● **REQUIRED WORK**: Exactly as they appear, output all of the entries.

(A run of records)
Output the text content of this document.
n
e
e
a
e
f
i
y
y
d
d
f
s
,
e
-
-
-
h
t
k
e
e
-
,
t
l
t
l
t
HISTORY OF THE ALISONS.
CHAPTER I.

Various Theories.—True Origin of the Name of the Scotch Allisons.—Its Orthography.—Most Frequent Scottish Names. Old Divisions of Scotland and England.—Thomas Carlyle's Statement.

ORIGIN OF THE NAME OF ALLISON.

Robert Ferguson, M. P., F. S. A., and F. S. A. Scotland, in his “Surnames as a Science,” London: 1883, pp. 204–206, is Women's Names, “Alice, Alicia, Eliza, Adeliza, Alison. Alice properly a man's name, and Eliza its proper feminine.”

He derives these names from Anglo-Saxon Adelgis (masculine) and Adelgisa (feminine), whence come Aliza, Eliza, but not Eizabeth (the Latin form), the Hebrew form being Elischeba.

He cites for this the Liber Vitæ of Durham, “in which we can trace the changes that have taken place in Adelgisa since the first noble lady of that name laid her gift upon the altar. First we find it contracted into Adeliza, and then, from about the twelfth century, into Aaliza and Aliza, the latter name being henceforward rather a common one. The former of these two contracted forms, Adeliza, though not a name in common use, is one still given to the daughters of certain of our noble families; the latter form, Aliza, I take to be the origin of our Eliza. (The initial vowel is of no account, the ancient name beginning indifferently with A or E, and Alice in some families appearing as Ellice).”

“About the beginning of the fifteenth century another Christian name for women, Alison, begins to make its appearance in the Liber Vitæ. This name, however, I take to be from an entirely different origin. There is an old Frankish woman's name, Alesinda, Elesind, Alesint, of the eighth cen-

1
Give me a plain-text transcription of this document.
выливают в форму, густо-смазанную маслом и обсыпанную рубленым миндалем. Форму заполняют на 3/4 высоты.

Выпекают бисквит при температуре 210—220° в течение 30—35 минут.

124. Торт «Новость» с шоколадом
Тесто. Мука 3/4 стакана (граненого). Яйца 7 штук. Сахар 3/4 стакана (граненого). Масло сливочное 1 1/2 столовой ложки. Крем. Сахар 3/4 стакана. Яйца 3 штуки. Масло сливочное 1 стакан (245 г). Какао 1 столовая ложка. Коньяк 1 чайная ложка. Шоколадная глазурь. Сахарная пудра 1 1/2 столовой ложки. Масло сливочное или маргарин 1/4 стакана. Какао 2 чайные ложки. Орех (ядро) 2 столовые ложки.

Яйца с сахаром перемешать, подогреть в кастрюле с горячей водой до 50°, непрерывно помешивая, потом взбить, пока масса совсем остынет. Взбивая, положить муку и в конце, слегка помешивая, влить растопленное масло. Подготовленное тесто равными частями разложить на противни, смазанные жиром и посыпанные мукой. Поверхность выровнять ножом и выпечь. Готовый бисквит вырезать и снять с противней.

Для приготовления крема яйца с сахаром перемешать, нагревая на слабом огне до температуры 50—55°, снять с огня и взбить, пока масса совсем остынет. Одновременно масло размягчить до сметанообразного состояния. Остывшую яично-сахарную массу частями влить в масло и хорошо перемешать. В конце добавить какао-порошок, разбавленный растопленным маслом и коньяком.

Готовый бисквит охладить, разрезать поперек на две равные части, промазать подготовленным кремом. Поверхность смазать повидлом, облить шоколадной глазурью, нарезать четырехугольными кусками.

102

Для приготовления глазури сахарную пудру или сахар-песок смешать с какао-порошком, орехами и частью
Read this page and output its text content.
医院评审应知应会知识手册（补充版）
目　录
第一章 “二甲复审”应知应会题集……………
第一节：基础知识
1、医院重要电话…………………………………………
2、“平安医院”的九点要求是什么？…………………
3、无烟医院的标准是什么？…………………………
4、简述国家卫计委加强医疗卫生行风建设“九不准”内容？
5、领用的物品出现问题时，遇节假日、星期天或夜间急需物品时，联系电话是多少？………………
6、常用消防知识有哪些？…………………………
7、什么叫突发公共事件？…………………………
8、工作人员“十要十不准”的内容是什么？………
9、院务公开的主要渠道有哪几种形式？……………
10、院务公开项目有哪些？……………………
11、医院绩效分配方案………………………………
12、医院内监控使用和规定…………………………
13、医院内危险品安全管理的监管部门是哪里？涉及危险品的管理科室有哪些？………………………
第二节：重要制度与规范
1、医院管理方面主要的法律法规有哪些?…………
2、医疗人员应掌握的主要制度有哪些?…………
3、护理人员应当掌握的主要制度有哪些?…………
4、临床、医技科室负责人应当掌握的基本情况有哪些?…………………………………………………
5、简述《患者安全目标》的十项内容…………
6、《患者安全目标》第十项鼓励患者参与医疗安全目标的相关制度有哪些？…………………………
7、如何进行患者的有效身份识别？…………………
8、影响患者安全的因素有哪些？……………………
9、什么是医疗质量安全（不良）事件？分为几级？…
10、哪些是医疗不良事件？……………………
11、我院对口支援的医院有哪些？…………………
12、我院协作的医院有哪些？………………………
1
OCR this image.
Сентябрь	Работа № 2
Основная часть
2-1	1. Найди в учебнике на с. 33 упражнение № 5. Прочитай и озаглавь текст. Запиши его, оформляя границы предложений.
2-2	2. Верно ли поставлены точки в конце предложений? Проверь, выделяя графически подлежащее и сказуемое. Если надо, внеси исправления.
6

● **EXPECTED ANSWER**:
Output the text content of this document.
n
e
e
a
e
f
i
y
y
d
d
f
s
,
e
-
-
-
h
t
k
e
e
-
,
t
l
t
l
t
HISTORY OF THE ALISONS.
CHAPTER I.

Various Theories.—True Origin of the Name of the Scotch Allisons.—Its Orthography.—Most Frequent Scottish Names. Old Divisions of Scotland and England.—Thomas Carlyle's Statement.

ORIGIN OF THE NAME OF ALLISON.

Robert Ferguson, M. P., F. S. A., and F. S. A. Scotland, in his “Surnames as a Science,” London: 1883, pp. 204–206, is Women's Names, “Alice, Alicia, Eliza, Adeliza, Alison. Alice properly a man's name, and Eliza its proper feminine.”

He derives these names from Anglo-Saxon Adelgis (masculine) and Adelgisa (feminine), whence come Aliza, Eliza, but not Eizabeth (the Latin form), the Hebrew form being Elischeba.

He cites for this the Liber Vitæ of Durham, “in which we can trace the changes that have taken place in Adelgisa since the first noble lady of that name laid her gift upon the altar. First we find it contracted into Adeliza, and then, from about the twelfth century, into Aaliza and Aliza, the latter name being henceforward rather a common one. The former of these two contracted forms, Adeliza, though not a name in common use, is one still given to the daughters of certain of our noble families; the latter form, Aliza, I take to be the origin of our Eliza. (The initial vowel is of no account, the ancient name beginning indifferently with A or E, and Alice in some families appearing as Ellice).”

“About the beginning of the fifteenth century another Christian name for women, Alison, begins to make its appearance in the Liber Vitæ. This name, however, I take to be from an entirely different origin. There is an old Frankish woman's name, Alesinda, Elesind, Alesint, of the eighth cen-

1
Give me a plain-text transcription of this document.
выливают в форму, густо-смазанную маслом и обсыпанную рубленым миндалем. Форму заполняют на 3/4 высоты.

Выпекают бисквит при температуре 210—220° в течение 30—35 минут.

124. Торт «Новость» с шоколадом
Тесто. Мука 3/4 стакана (граненого). Яйца 7 штук. Сахар 3/4 стакана (граненого). Масло сливочное 1 1/2 столовой ложки. Крем. Сахар 3/4 стакана. Яйца 3 штуки. Масло сливочное 1 стакан (245 г). Какао 1 столовая ложка. Коньяк 1 чайная ложка. Шоколадная глазурь. Сахарная пудра 1 1/2 столовой ложки. Масло сливочное или маргарин 1/4 стакана. Какао 2 чайные ложки. Орех (ядро) 2 столовые ложки.

Яйца с сахаром перемешать, подогреть в кастрюле с горячей водой до 50°, непрерывно помешивая, потом взбить, пока масса совсем остынет. Взбивая, положить муку и в конце, слегка помешивая, влить растопленное масло. Подготовленное тесто равными частями разложить на противни, смазанные жиром и посыпанные мукой. Поверхность выровнять ножом и выпечь. Готовый бисквит вырезать и снять с противней.

Для приготовления крема яйца с сахаром перемешать, нагревая на слабом огне до температуры 50—55°, снять с огня и взбить, пока масса совсем остынет. Одновременно масло размягчить до сметанообразного состояния. Остывшую яично-сахарную массу частями влить в масло и хорошо перемешать. В конце добавить какао-порошок, разбавленный растопленным маслом и коньяком.

Готовый бисквит охладить, разрезать поперек на две равные части, промазать подготовленным кремом. Поверхность смазать повидлом, облить шоколадной глазурью, нарезать четырехугольными кусками.

102

Для приготовления глазури сахарную пудру или сахар-песок смешать с какао-порошком, орехами и частью
Read this page and output its text content.
医院评审应知应会知识手册（补充版）
目　录
第一章 “二甲复审”应知应会题集……………
第一节：基础知识
1、医院重要电话…………………………………………
2、“平安医院”的九点要求是什么？…………………
3、无烟医院的标准是什么？…………………………
4、简述国家卫计委加强医疗卫生行风建设“九不准”内容？
5、领用的物品出现问题时，遇节假日、星期天或夜间急需物品时，联系电话是多少？………………
6、常用消防知识有哪些？…………………………
7、什么叫突发公共事件？…………………………
8、工作人员“十要十不准”的内容是什么？………
9、院务公开的主要渠道有哪几种形式？……………
10、院务公开项目有哪些？……………………
11、医院绩效分配方案………………………………
12、医院内监控使用和规定…………………………
13、医院内危险品安全管理的监管部门是哪里？涉及危险品的管理科室有哪些？………………………
第二节：重要制度与规范
1、医院管理方面主要的法律法规有哪些?…………
2、医疗人员应掌握的主要制度有哪些?…………
3、护理人员应当掌握的主要制度有哪些?…………
4、临床、医技科室负责人应当掌握的基本情况有哪些?…………………………………………………
5、简述《患者安全目标》的十项内容…………
6、《患者安全目标》第十项鼓励患者参与医疗安全目标的相关制度有哪些？…………………………
7、如何进行患者的有效身份识别？…………………
8、影响患者安全的因素有哪些？……………………
9、什么是医疗质量安全（不良）事件？分为几级？…
10、哪些是医疗不良事件？……………………
11、我院对口支援的医院有哪些？…………………
12、我院协作的医院有哪些？………………………
1
OCR this image.
Сентябрь	Работа № 2
Основная часть
2-1	1. Найди в учебнике на с. 33 упражнение № 5. Прочитай и озаглавь текст. Запиши его, оформляя границы предложений.
2-2	2. Верно ли поставлены точки в конце предложений? Проверь, выделяя графически подлежащее и сказуемое. Если надо, внеси исправления.
6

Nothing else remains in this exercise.